From the entries below, list each line with "JSON".

[START DATA IN THIS EXERCISE]

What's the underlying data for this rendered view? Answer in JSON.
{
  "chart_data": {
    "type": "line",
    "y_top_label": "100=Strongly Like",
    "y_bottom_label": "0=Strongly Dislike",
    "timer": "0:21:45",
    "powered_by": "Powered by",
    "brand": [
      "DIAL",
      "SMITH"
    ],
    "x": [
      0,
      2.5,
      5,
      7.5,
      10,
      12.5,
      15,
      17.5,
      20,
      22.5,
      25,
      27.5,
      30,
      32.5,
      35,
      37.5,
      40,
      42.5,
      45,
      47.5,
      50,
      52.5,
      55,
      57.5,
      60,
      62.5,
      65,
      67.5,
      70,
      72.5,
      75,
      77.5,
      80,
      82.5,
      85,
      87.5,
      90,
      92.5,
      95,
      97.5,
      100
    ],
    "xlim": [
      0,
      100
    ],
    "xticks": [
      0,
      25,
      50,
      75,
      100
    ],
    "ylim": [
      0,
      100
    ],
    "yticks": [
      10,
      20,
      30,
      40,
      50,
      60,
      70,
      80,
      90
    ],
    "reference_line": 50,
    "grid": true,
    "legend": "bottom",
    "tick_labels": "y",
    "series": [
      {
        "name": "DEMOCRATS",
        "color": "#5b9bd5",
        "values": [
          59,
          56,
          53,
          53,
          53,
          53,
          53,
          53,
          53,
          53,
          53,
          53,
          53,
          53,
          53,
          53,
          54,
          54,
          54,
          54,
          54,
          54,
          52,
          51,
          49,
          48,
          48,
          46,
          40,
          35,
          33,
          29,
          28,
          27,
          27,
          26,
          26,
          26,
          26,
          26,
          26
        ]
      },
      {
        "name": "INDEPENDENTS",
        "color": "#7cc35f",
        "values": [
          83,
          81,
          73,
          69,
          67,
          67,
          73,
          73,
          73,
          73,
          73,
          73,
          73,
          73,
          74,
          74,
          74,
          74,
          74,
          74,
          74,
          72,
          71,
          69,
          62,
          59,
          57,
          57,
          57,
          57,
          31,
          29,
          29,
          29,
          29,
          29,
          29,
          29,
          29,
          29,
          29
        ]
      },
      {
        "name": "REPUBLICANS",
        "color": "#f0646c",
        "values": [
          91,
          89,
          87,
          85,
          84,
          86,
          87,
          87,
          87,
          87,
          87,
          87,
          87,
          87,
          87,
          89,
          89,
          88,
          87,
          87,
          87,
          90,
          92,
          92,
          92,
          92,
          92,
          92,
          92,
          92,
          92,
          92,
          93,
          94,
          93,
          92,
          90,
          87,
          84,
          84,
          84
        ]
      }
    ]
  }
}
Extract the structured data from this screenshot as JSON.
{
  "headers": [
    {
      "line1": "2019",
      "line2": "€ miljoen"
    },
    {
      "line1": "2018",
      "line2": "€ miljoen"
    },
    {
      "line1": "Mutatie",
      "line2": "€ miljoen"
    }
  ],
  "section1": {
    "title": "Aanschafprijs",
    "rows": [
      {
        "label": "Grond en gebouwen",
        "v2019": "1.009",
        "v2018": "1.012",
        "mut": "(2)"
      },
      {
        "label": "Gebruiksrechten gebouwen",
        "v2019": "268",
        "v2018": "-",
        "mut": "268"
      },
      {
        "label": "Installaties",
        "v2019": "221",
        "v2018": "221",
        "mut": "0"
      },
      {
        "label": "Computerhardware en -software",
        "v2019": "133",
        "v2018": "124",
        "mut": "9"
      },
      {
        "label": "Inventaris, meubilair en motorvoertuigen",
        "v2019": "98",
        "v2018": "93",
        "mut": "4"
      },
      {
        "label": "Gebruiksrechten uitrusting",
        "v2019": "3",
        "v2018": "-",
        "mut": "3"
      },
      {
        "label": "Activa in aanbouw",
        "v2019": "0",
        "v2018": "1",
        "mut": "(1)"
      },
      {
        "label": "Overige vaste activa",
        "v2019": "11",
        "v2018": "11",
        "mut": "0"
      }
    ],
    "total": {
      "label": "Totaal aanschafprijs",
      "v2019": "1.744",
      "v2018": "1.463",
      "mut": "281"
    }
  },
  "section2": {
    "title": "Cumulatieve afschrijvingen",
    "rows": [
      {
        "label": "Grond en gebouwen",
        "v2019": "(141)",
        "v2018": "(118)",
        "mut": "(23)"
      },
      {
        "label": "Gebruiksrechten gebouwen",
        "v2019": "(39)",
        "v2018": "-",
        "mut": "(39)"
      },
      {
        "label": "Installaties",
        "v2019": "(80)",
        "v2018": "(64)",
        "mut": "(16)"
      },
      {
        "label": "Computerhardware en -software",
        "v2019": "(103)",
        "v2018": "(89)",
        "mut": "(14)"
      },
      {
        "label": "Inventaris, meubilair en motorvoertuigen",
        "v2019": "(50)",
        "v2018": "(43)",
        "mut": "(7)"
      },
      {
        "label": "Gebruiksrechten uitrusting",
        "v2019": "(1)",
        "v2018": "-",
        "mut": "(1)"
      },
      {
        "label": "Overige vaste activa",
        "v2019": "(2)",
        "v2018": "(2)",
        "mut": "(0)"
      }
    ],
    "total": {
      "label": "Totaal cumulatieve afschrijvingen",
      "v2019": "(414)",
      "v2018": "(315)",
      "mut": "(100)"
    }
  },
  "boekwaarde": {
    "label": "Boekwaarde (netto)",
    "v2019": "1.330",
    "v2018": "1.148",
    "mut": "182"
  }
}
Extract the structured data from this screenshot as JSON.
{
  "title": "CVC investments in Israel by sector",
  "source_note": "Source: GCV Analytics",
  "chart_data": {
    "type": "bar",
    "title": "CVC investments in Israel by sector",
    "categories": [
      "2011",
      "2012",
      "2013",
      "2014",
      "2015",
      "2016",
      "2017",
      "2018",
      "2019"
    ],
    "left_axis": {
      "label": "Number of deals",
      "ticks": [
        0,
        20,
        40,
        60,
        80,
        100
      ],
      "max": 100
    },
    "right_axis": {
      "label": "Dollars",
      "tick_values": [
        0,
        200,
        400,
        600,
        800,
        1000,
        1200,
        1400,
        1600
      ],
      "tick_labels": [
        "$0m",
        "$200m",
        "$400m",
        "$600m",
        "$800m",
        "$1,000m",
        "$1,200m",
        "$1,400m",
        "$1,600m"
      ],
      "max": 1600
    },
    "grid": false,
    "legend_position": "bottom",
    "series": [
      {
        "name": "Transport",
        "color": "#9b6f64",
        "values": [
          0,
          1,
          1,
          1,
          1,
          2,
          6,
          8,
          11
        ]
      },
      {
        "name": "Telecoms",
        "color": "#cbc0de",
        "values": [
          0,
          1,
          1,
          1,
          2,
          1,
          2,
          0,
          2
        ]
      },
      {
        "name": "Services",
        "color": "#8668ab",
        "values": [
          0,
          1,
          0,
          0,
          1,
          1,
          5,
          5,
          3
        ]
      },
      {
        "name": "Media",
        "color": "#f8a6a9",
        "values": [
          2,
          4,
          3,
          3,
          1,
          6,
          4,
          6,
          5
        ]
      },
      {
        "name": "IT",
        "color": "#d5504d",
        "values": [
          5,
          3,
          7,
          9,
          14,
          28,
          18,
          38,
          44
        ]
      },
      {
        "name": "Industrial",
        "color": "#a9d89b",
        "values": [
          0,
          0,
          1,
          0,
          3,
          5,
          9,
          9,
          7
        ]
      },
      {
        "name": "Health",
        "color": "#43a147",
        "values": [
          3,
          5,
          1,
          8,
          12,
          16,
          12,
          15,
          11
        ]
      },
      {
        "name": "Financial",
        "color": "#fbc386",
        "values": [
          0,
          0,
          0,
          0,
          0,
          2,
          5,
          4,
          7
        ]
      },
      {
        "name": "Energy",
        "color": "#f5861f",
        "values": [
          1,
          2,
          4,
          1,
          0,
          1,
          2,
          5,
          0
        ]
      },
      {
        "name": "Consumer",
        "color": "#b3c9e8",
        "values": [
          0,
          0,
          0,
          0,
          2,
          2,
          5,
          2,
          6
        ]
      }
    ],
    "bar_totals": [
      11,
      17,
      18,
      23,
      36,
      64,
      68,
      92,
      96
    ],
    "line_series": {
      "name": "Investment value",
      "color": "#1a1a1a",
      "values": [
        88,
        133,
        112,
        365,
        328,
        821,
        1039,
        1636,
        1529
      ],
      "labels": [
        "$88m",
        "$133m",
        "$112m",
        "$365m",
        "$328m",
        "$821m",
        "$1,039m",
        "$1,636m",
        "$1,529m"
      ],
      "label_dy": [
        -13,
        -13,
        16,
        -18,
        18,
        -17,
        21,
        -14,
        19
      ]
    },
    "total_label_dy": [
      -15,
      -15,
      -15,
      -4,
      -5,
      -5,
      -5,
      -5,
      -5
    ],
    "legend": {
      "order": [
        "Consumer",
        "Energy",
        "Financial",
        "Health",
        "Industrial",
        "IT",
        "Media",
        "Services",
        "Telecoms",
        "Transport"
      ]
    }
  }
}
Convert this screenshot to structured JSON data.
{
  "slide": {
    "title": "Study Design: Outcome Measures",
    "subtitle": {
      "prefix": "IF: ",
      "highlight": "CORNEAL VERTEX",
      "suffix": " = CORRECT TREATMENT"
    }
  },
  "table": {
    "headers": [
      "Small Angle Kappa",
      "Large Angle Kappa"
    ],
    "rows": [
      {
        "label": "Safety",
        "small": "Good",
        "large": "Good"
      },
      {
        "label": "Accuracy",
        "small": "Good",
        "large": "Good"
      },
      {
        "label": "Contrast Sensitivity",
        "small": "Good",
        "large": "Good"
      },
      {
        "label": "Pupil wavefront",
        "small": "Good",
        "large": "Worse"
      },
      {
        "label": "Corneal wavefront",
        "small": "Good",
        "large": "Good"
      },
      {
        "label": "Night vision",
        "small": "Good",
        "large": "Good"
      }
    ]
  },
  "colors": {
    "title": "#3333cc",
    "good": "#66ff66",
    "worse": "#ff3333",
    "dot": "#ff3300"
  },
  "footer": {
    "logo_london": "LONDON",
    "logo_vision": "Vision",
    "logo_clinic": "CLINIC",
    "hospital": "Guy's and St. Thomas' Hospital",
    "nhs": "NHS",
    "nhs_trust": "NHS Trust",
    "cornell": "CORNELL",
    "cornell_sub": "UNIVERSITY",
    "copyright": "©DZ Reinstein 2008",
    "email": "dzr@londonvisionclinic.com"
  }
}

[END DATA IN THIS EXERCISE]

● FINAL ANSWER:
What's the underlying data for this rendered view? Answer in JSON.
Extract the structured data from this screenshot as JSON.
Extract the structured data from this screenshot as JSON.
Convert this screenshot to structured JSON data.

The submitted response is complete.